== Written problem ==
Rewrite the lines from the one containing "slice-label: 잘 모르겠다: [121, 146, 180, 160]" through the one containing "data-label: 35.1%: [263, 117, 312, 136]", replacing "slice-label" with "segment-label" and leaving everything else unchanged.

------

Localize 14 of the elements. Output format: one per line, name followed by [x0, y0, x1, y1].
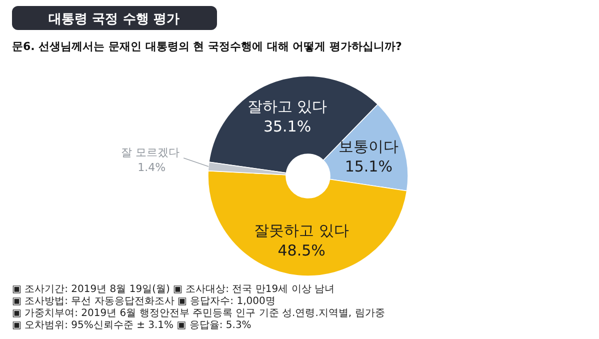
slice-label: 잘 모르겠다: [121, 146, 180, 160]
slice-label: 잘못하고 있다: [254, 222, 349, 240]
chart-subtitle: 문6. 선생님께서는 문재인 대통령의 현 국정수행에 대해 어떻게 평가하십니까?: [12, 40, 402, 53]
slice-label: 보통이다: [338, 138, 399, 156]
data-label: 1.4%: [138, 161, 166, 174]
slice-label: 잘하고 있다: [247, 97, 328, 116]
data-label: 15.1%: [344, 158, 392, 176]
data-label: 48.5%: [278, 242, 326, 260]
chart-title: 대통령 국정 수행 평가: [48, 12, 180, 27]
data-label: 35.1%: [263, 117, 312, 136]
text: ▣ 오차범위: 95%신뢰수준 ± 3.1% ▣ 응답율: 5.3%: [12, 320, 252, 331]
text: ▣ 조사기간: 2019년 8월 19일(월) ▣ 조사대상: 전국 만19세 이상 남녀: [12, 284, 334, 295]
text: ▣ 조사방법: 무선 자동응답전화조사 ▣ 응답자수: 1,000명: [12, 296, 276, 307]
text: ▣ 가중치부여: 2019년 6월 행정안전부 주민등록 인구 기준 성.연령.지역별, 림가중: [12, 308, 385, 319]
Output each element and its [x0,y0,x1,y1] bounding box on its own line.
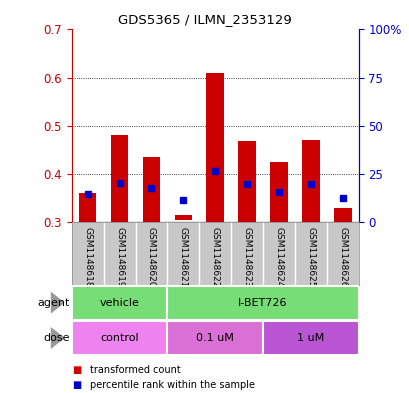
Text: GSM1148623: GSM1148623 [242,227,251,288]
Bar [333,208,351,222]
Text: dose: dose [43,333,70,343]
Bar [110,135,128,222]
Text: agent: agent [37,298,70,308]
Bar [263,321,358,355]
Bar [167,286,358,320]
Text: control: control [100,333,139,343]
Text: percentile rank within the sample: percentile rank within the sample [90,380,254,390]
Bar [238,141,255,222]
Bar [174,215,192,220]
Bar [270,162,287,222]
Text: vehicle: vehicle [99,298,139,308]
Text: ■: ■ [72,365,82,375]
Bar [206,73,223,222]
Text: I-BET726: I-BET726 [238,298,287,308]
Bar [167,321,263,355]
Text: 0.1 uM: 0.1 uM [196,333,234,343]
Text: GSM1148625: GSM1148625 [306,227,315,288]
Text: 1 uM: 1 uM [297,333,324,343]
Bar [72,286,167,320]
Text: GSM1148618: GSM1148618 [83,227,92,288]
Bar [72,321,167,355]
Text: ■: ■ [72,380,82,390]
Polygon shape [51,327,65,349]
Text: transformed count: transformed count [90,365,180,375]
Text: GSM1148626: GSM1148626 [337,227,346,288]
Text: GSM1148620: GSM1148620 [146,227,155,288]
Text: GDS5365 / ILMN_2353129: GDS5365 / ILMN_2353129 [118,13,291,26]
Bar [79,193,96,222]
Bar [301,140,319,222]
Text: GSM1148619: GSM1148619 [115,227,124,288]
Text: GSM1148621: GSM1148621 [178,227,187,288]
Bar [142,157,160,222]
Text: GSM1148624: GSM1148624 [274,227,283,287]
Text: GSM1148622: GSM1148622 [210,227,219,287]
Polygon shape [51,292,65,314]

------

== Complete response ==
segment-label: 잘 모르겠다: [121, 146, 180, 160]
segment-label: 잘못하고 있다: [254, 222, 349, 240]
chart-subtitle: 문6. 선생님께서는 문재인 대통령의 현 국정수행에 대해 어떻게 평가하십니까?: [12, 40, 402, 53]
segment-label: 보통이다: [338, 138, 399, 156]
data-label: 1.4%: [138, 161, 166, 174]
segment-label: 잘하고 있다: [247, 97, 328, 116]
data-label: 15.1%: [344, 158, 392, 176]
data-label: 48.5%: [278, 242, 326, 260]
chart-title: 대통령 국정 수행 평가: [48, 12, 180, 27]
data-label: 35.1%: [263, 117, 312, 136]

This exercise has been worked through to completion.